EXERCISE: In the entries, find all lines that hold the word "Cloud" and copy them.
******
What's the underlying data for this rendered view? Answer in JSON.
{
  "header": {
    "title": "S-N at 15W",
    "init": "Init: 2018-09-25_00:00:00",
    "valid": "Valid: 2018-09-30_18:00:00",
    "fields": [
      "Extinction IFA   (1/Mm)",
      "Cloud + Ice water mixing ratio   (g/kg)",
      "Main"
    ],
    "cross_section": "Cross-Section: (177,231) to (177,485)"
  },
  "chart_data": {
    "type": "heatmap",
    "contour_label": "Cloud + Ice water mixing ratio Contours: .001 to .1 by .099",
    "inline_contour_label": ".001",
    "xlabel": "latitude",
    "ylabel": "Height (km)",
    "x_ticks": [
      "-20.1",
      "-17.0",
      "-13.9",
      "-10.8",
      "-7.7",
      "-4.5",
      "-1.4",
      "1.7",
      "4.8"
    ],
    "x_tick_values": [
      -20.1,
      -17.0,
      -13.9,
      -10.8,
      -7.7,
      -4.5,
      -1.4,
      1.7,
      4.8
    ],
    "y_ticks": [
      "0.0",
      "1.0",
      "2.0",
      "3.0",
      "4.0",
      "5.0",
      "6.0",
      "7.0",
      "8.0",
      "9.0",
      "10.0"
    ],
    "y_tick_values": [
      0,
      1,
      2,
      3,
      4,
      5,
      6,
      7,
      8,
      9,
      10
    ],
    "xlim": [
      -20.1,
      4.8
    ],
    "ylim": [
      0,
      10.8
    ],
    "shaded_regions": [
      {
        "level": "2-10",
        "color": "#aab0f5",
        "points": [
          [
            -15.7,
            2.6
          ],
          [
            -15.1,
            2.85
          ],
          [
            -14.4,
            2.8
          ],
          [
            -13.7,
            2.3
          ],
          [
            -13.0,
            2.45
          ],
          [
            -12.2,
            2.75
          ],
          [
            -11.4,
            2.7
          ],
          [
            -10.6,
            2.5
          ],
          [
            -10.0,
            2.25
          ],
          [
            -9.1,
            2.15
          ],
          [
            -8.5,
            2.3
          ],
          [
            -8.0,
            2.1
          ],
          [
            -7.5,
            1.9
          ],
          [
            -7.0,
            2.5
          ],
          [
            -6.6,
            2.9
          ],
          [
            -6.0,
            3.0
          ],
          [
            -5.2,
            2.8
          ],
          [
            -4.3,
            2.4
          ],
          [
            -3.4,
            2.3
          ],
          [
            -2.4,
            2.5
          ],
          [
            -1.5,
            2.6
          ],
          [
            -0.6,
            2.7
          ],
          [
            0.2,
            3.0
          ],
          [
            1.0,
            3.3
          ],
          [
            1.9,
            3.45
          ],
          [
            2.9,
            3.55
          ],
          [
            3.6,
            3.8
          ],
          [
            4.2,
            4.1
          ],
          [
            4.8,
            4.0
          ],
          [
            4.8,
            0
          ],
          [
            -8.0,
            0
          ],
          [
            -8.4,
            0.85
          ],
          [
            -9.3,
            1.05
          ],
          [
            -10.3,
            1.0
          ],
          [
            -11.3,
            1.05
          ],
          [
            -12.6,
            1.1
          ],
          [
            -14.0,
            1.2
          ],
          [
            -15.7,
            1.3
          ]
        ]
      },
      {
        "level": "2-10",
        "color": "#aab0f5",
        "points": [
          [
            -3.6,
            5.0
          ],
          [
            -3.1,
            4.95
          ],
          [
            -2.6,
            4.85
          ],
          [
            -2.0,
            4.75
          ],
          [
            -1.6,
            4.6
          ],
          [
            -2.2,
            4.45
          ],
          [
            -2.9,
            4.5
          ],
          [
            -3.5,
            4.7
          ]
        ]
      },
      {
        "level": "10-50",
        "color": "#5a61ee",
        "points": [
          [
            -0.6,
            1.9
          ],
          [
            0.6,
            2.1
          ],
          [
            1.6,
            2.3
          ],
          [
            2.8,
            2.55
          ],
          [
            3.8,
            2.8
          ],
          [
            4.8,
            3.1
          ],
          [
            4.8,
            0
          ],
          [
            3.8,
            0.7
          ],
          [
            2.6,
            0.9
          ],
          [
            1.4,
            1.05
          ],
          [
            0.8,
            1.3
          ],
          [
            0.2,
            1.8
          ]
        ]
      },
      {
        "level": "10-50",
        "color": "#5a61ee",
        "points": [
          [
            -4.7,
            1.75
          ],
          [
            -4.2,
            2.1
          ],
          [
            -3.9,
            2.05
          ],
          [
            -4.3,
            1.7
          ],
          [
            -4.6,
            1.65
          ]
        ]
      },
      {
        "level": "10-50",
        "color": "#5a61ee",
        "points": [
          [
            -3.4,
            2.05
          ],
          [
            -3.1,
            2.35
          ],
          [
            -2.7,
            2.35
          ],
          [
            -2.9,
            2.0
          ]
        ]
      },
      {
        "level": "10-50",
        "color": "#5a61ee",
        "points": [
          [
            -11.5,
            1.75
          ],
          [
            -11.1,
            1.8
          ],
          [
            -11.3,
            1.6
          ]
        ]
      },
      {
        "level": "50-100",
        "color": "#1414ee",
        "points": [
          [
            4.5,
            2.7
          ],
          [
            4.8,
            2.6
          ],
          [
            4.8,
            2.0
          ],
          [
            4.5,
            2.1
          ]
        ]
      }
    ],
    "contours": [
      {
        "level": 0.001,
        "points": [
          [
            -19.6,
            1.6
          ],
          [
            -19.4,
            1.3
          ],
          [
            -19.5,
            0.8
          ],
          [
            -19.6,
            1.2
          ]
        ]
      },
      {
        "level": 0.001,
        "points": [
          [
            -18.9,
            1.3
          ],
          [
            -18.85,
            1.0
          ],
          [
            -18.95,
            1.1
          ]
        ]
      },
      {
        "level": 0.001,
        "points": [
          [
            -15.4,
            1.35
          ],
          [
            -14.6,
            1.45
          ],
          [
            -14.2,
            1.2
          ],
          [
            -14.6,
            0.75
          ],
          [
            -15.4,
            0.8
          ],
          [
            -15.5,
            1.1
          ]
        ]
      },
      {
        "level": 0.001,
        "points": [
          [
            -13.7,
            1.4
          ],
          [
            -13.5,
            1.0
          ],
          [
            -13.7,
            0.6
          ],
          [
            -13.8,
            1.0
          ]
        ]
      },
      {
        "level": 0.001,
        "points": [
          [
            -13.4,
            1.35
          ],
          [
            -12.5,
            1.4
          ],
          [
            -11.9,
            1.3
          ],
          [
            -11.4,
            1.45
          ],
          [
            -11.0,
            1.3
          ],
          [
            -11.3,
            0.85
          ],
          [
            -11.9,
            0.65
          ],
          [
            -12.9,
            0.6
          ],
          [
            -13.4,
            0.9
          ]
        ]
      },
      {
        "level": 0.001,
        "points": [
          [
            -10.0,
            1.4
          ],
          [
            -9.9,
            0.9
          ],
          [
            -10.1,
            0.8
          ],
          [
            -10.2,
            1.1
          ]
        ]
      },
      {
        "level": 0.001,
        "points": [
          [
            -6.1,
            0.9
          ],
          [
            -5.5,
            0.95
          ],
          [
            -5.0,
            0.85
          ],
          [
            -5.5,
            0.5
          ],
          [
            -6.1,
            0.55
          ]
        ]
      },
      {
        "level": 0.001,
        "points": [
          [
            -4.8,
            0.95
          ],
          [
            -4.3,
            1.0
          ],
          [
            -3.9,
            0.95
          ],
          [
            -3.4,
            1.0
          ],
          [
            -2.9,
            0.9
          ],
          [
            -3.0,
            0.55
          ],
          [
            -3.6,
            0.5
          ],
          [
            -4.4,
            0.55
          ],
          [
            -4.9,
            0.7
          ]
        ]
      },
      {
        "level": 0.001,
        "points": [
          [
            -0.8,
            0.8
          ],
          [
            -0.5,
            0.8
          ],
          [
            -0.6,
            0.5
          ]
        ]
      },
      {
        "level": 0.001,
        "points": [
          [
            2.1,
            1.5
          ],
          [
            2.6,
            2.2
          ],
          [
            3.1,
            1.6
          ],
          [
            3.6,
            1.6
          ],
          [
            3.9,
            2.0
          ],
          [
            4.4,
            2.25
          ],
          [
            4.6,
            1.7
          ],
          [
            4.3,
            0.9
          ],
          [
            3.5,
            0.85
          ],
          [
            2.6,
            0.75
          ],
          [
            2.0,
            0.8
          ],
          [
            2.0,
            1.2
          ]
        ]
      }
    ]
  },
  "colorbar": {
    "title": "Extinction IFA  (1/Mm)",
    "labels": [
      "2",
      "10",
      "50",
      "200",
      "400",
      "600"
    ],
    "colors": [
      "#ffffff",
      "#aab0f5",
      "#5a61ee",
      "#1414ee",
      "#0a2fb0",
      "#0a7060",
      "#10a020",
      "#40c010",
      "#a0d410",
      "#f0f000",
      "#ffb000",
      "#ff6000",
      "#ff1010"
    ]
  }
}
******
REPLY TO THE TASK:
      "Cloud + Ice water mixing ratio   (g/kg)",
    "contour_label": "Cloud + Ice water mixing ratio Contours: .001 to .1 by .099",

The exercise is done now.